AUFGABE A
Gib den Text über die Lage der Banken in Deutschland Wort für Wort wieder.

QUELLTEXT
※

Die Folgen werden derzeit nahezu täglich in den Nachrichten behandelt: Die Commerzbank baut in den
kommen
den vier Jahren über 7 000 Stellen ab, will 80 Prozent ihrer Prozesse digitalisieren und sich für 1,1 Milliarden Euro umbauen. Die Deutsche Bank ist dermaßen skandalgeschüttelt, dass die „FAZ“ über ihr mögliches Ende spekuliert. Volks- und Raiffeisenbanken sowie Sparkassen melden immer häufiger Fusionen, die sie effizienter machen sollen. Die Probleme in der Finanzwirtschaft werden zunehmend in den Städten sichtbar: Es gibt immer weniger Bankfilialen. Laut Bundesbank fiel ihre Zahl im Jahr 2015 um 1 257 auf 34 045 Tendenz: rapide sinkend.

※

AUFGABE B
Gib die Einträge von der Zeile mit „Text: 1020: 1020 bbox=[434, 243, 453, 251]“ bis einschließlich der Zeile mit „Text: 1024: 1024 bbox=[561, 119, 580, 128]“ als nummerierte Liste aus. Lass dabei Leerzeilen weg.

[Positionsdaten der Elemente]
※

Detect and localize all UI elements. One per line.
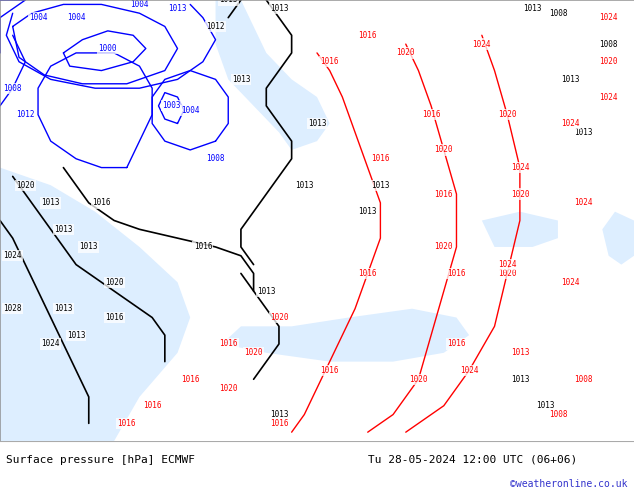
Text: 1020: 1020 bbox=[434, 243, 453, 251]
Text: 1000: 1000 bbox=[98, 44, 117, 53]
Text: 1013: 1013 bbox=[231, 75, 250, 84]
Text: 1013: 1013 bbox=[269, 4, 288, 13]
Text: 1013: 1013 bbox=[510, 375, 529, 384]
Text: 1016: 1016 bbox=[447, 340, 466, 348]
Text: 1013: 1013 bbox=[168, 4, 187, 13]
Text: 1024: 1024 bbox=[561, 119, 580, 128]
Text: 1024: 1024 bbox=[472, 40, 491, 49]
Text: Tu 28-05-2024 12:00 UTC (06+06): Tu 28-05-2024 12:00 UTC (06+06) bbox=[368, 455, 577, 465]
Text: 1013: 1013 bbox=[371, 181, 390, 190]
Text: 1013: 1013 bbox=[54, 304, 73, 313]
Polygon shape bbox=[482, 212, 558, 247]
Text: 1016: 1016 bbox=[143, 401, 162, 410]
Text: 1024: 1024 bbox=[561, 278, 580, 287]
Text: 1020: 1020 bbox=[269, 313, 288, 322]
Text: 1024: 1024 bbox=[599, 93, 618, 101]
Text: 1008: 1008 bbox=[574, 375, 593, 384]
Text: 1013: 1013 bbox=[358, 207, 377, 216]
Text: 1020: 1020 bbox=[409, 375, 428, 384]
Text: 1013: 1013 bbox=[307, 119, 327, 128]
Text: 1013: 1013 bbox=[295, 181, 314, 190]
Text: 1028: 1028 bbox=[3, 304, 22, 313]
Text: 1016: 1016 bbox=[447, 269, 466, 278]
Text: 1013: 1013 bbox=[523, 4, 542, 13]
Text: 1016: 1016 bbox=[105, 313, 124, 322]
Text: 1016: 1016 bbox=[92, 198, 111, 207]
Text: 1020: 1020 bbox=[244, 348, 263, 357]
Text: 1004: 1004 bbox=[181, 106, 200, 115]
Text: 1013: 1013 bbox=[536, 401, 555, 410]
Text: 1016: 1016 bbox=[358, 269, 377, 278]
Text: 1013: 1013 bbox=[257, 287, 276, 295]
Text: 1024: 1024 bbox=[510, 163, 529, 172]
Text: 1016: 1016 bbox=[193, 243, 212, 251]
Text: 1016: 1016 bbox=[320, 366, 339, 375]
Text: 1013: 1013 bbox=[510, 348, 529, 357]
Text: 1016: 1016 bbox=[269, 419, 288, 428]
Text: 1008: 1008 bbox=[548, 410, 567, 419]
Text: 1020: 1020 bbox=[498, 269, 517, 278]
Text: 1013: 1013 bbox=[561, 75, 580, 84]
Text: 1013: 1013 bbox=[269, 410, 288, 419]
Polygon shape bbox=[222, 309, 469, 362]
Text: 1008: 1008 bbox=[599, 40, 618, 49]
Text: 1024: 1024 bbox=[3, 251, 22, 260]
Polygon shape bbox=[216, 0, 330, 150]
Text: 1020: 1020 bbox=[219, 384, 238, 392]
Text: 1004: 1004 bbox=[29, 13, 48, 22]
Text: 1024: 1024 bbox=[460, 366, 479, 375]
Text: 1012: 1012 bbox=[206, 22, 225, 31]
Text: 1016: 1016 bbox=[371, 154, 390, 163]
Text: 1013: 1013 bbox=[219, 0, 238, 4]
Text: 1004: 1004 bbox=[67, 13, 86, 22]
Text: 1008: 1008 bbox=[548, 9, 567, 18]
Text: 1024: 1024 bbox=[574, 198, 593, 207]
Text: 1004: 1004 bbox=[130, 0, 149, 9]
Text: 1016: 1016 bbox=[117, 419, 136, 428]
Text: 1003: 1003 bbox=[162, 101, 181, 110]
Text: 1013: 1013 bbox=[54, 225, 73, 234]
Text: 1020: 1020 bbox=[16, 181, 35, 190]
Text: Surface pressure [hPa] ECMWF: Surface pressure [hPa] ECMWF bbox=[6, 455, 195, 465]
Text: 1020: 1020 bbox=[599, 57, 618, 66]
Text: 1020: 1020 bbox=[396, 49, 415, 57]
Text: ©weatheronline.co.uk: ©weatheronline.co.uk bbox=[510, 479, 628, 489]
Text: 1016: 1016 bbox=[422, 110, 441, 119]
Polygon shape bbox=[602, 212, 634, 265]
Text: 1024: 1024 bbox=[41, 340, 60, 348]
Text: 1013: 1013 bbox=[574, 128, 593, 137]
Text: 1008: 1008 bbox=[206, 154, 225, 163]
Text: 1013: 1013 bbox=[67, 331, 86, 340]
Text: 1013: 1013 bbox=[41, 198, 60, 207]
Text: 1016: 1016 bbox=[320, 57, 339, 66]
Text: 1020: 1020 bbox=[510, 190, 529, 198]
Text: 1024: 1024 bbox=[599, 13, 618, 22]
Text: 1016: 1016 bbox=[434, 190, 453, 198]
Text: 1024: 1024 bbox=[498, 260, 517, 269]
Text: 1016: 1016 bbox=[358, 31, 377, 40]
Text: 1016: 1016 bbox=[181, 375, 200, 384]
Text: 1012: 1012 bbox=[16, 110, 35, 119]
Text: 1020: 1020 bbox=[105, 278, 124, 287]
Text: 1016: 1016 bbox=[219, 340, 238, 348]
Text: 1013: 1013 bbox=[79, 243, 98, 251]
Polygon shape bbox=[0, 0, 190, 441]
Text: 1020: 1020 bbox=[434, 146, 453, 154]
Text: 1020: 1020 bbox=[498, 110, 517, 119]
Text: 1008: 1008 bbox=[3, 84, 22, 93]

※

LÖSUNG A
Die Folgen werden derzeit nahezu täglich in den Nachrichten behandelt: Die Commerzbank baut in den
kommen
den vier Jahren über 7 000 Stellen ab, will 80 Prozent ihrer Prozesse digitalisieren und sich für 1,1 Milliarden Euro umbauen. Die Deutsche Bank ist dermaßen skandalgeschüttelt, dass die „FAZ“ über ihr mögliches Ende spekuliert. Volks- und Raiffeisenbanken sowie Sparkassen melden immer häufiger Fusionen, die sie effizienter machen sollen. Die Probleme in der Finanzwirtschaft werden zunehmend in den Städten sichtbar: Es gibt immer weniger Bankfilialen. Laut Bundesbank fiel ihre Zahl im Jahr 2015 um 1 257 auf 34 045 Tendenz: rapide sinkend.

LÖSUNG B
1. Text: 1020: 1020 bbox=[434, 243, 453, 251]
2. Text: 1000: 1000 bbox=[98, 44, 117, 53]
3. Text: 1013: 1013 bbox=[231, 75, 250, 84]
4. Text: 1013: 1013 bbox=[269, 4, 288, 13]
5. Text: 1013: 1013 bbox=[510, 375, 529, 384]
6. Text: 1016: 1016 bbox=[447, 340, 466, 348]
7. Text: 1013: 1013 bbox=[168, 4, 187, 13]
8. Text: 1024: 1024 bbox=[561, 119, 580, 128]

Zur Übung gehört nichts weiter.